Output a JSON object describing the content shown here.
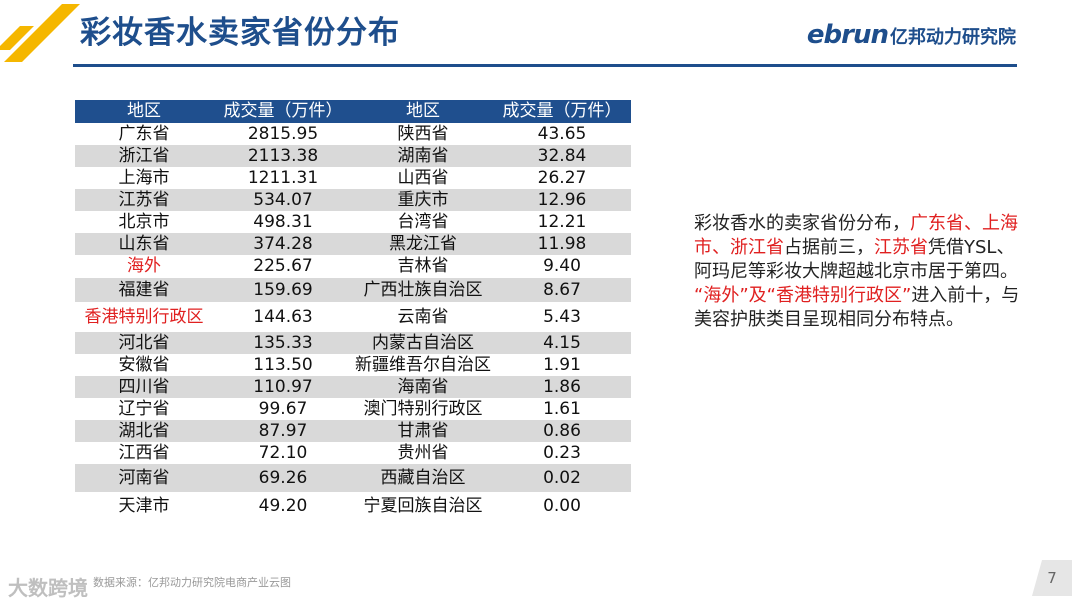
{
  "header": {
    "title": "彩妆香水卖家省份分布",
    "logo_mark": "ebrun",
    "logo_name": "亿邦动力研究院"
  },
  "table": {
    "headers": [
      "地区",
      "成交量（万件）",
      "地区",
      "成交量（万件）"
    ],
    "rows": [
      {
        "region1": "广东省",
        "value1": "2815.95",
        "region2": "陕西省",
        "value2": "43.65",
        "highlight1": false
      },
      {
        "region1": "浙江省",
        "value1": "2113.38",
        "region2": "湖南省",
        "value2": "32.84",
        "highlight1": false
      },
      {
        "region1": "上海市",
        "value1": "1211.31",
        "region2": "山西省",
        "value2": "26.27",
        "highlight1": false
      },
      {
        "region1": "江苏省",
        "value1": "534.07",
        "region2": "重庆市",
        "value2": "12.96",
        "highlight1": false
      },
      {
        "region1": "北京市",
        "value1": "498.31",
        "region2": "台湾省",
        "value2": "12.21",
        "highlight1": false
      },
      {
        "region1": "山东省",
        "value1": "374.28",
        "region2": "黑龙江省",
        "value2": "11.98",
        "highlight1": false
      },
      {
        "region1": "海外",
        "value1": "225.67",
        "region2": "吉林省",
        "value2": "9.40",
        "highlight1": true
      },
      {
        "region1": "福建省",
        "value1": "159.69",
        "region2": "广西壮族自治区",
        "value2": "8.67",
        "highlight1": false
      },
      {
        "region1": "香港特别行政区",
        "value1": "144.63",
        "region2": "云南省",
        "value2": "5.43",
        "highlight1": true
      },
      {
        "region1": "河北省",
        "value1": "135.33",
        "region2": "内蒙古自治区",
        "value2": "4.15",
        "highlight1": false
      },
      {
        "region1": "安徽省",
        "value1": "113.50",
        "region2": "新疆维吾尔自治区",
        "value2": "1.91",
        "highlight1": false
      },
      {
        "region1": "四川省",
        "value1": "110.97",
        "region2": "海南省",
        "value2": "1.86",
        "highlight1": false
      },
      {
        "region1": "辽宁省",
        "value1": "99.67",
        "region2": "澳门特别行政区",
        "value2": "1.61",
        "highlight1": false
      },
      {
        "region1": "湖北省",
        "value1": "87.97",
        "region2": "甘肃省",
        "value2": "0.86",
        "highlight1": false
      },
      {
        "region1": "江西省",
        "value1": "72.10",
        "region2": "贵州省",
        "value2": "0.23",
        "highlight1": false
      },
      {
        "region1": "河南省",
        "value1": "69.26",
        "region2": "西藏自治区",
        "value2": "0.02",
        "highlight1": false
      },
      {
        "region1": "天津市",
        "value1": "49.20",
        "region2": "宁夏回族自治区",
        "value2": "0.00",
        "highlight1": false
      }
    ]
  },
  "note": {
    "t1": "彩妆香水的卖家省份分布，",
    "t2": "广东省、上海市、浙江省",
    "t3": "占据前三，",
    "t4": "江苏省",
    "t5": "凭借YSL、阿玛尼等彩妆大牌超越北京市居于第四。",
    "t6": "“海外”及“香港特别行政区”",
    "t7": "进入前十，与美容护肤类目呈现相同分布特点。"
  },
  "footer": {
    "source": "数据来源：亿邦动力研究院电商产业云图",
    "watermark": "大数跨境",
    "page": "7"
  },
  "colors": {
    "accent_blue": "#1e4e8c",
    "accent_yellow": "#f5b700",
    "highlight_red": "#e02020",
    "row_gray": "#d9d9d9"
  }
}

————

TASK DESCRIPTION: Skip the pictures and transcribe the rest of the records exactly.

FINAL ANSWER:
Output a JSON object describing the content shown here.
{
  "header": {
    "title": "彩妆香水卖家省份分布",
    "logo_mark": "ebrun",
    "logo_name": "亿邦动力研究院"
  },
  "table": {
    "headers": [
      "地区",
      "成交量（万件）",
      "地区",
      "成交量（万件）"
    ],
    "rows": [
      {
        "region1": "广东省",
        "value1": "2815.95",
        "region2": "陕西省",
        "value2": "43.65",
        "highlight1": false
      },
      {
        "region1": "浙江省",
        "value1": "2113.38",
        "region2": "湖南省",
        "value2": "32.84",
        "highlight1": false
      },
      {
        "region1": "上海市",
        "value1": "1211.31",
        "region2": "山西省",
        "value2": "26.27",
        "highlight1": false
      },
      {
        "region1": "江苏省",
        "value1": "534.07",
        "region2": "重庆市",
        "value2": "12.96",
        "highlight1": false
      },
      {
        "region1": "北京市",
        "value1": "498.31",
        "region2": "台湾省",
        "value2": "12.21",
        "highlight1": false
      },
      {
        "region1": "山东省",
        "value1": "374.28",
        "region2": "黑龙江省",
        "value2": "11.98",
        "highlight1": false
      },
      {
        "region1": "海外",
        "value1": "225.67",
        "region2": "吉林省",
        "value2": "9.40",
        "highlight1": true
      },
      {
        "region1": "福建省",
        "value1": "159.69",
        "region2": "广西壮族自治区",
        "value2": "8.67",
        "highlight1": false
      },
      {
        "region1": "香港特别行政区",
        "value1": "144.63",
        "region2": "云南省",
        "value2": "5.43",
        "highlight1": true
      },
      {
        "region1": "河北省",
        "value1": "135.33",
        "region2": "内蒙古自治区",
        "value2": "4.15",
        "highlight1": false
      },
      {
        "region1": "安徽省",
        "value1": "113.50",
        "region2": "新疆维吾尔自治区",
        "value2": "1.91",
        "highlight1": false
      },
      {
        "region1": "四川省",
        "value1": "110.97",
        "region2": "海南省",
        "value2": "1.86",
        "highlight1": false
      },
      {
        "region1": "辽宁省",
        "value1": "99.67",
        "region2": "澳门特别行政区",
        "value2": "1.61",
        "highlight1": false
      },
      {
        "region1": "湖北省",
        "value1": "87.97",
        "region2": "甘肃省",
        "value2": "0.86",
        "highlight1": false
      },
      {
        "region1": "江西省",
        "value1": "72.10",
        "region2": "贵州省",
        "value2": "0.23",
        "highlight1": false
      },
      {
        "region1": "河南省",
        "value1": "69.26",
        "region2": "西藏自治区",
        "value2": "0.02",
        "highlight1": false
      },
      {
        "region1": "天津市",
        "value1": "49.20",
        "region2": "宁夏回族自治区",
        "value2": "0.00",
        "highlight1": false
      }
    ]
  },
  "note": {
    "t1": "彩妆香水的卖家省份分布，",
    "t2": "广东省、上海市、浙江省",
    "t3": "占据前三，",
    "t4": "江苏省",
    "t5": "凭借YSL、阿玛尼等彩妆大牌超越北京市居于第四。",
    "t6": "“海外”及“香港特别行政区”",
    "t7": "进入前十，与美容护肤类目呈现相同分布特点。"
  },
  "footer": {
    "source": "数据来源：亿邦动力研究院电商产业云图",
    "watermark": "大数跨境",
    "page": "7"
  },
  "colors": {
    "accent_blue": "#1e4e8c",
    "accent_yellow": "#f5b700",
    "highlight_red": "#e02020",
    "row_gray": "#d9d9d9"
  }
}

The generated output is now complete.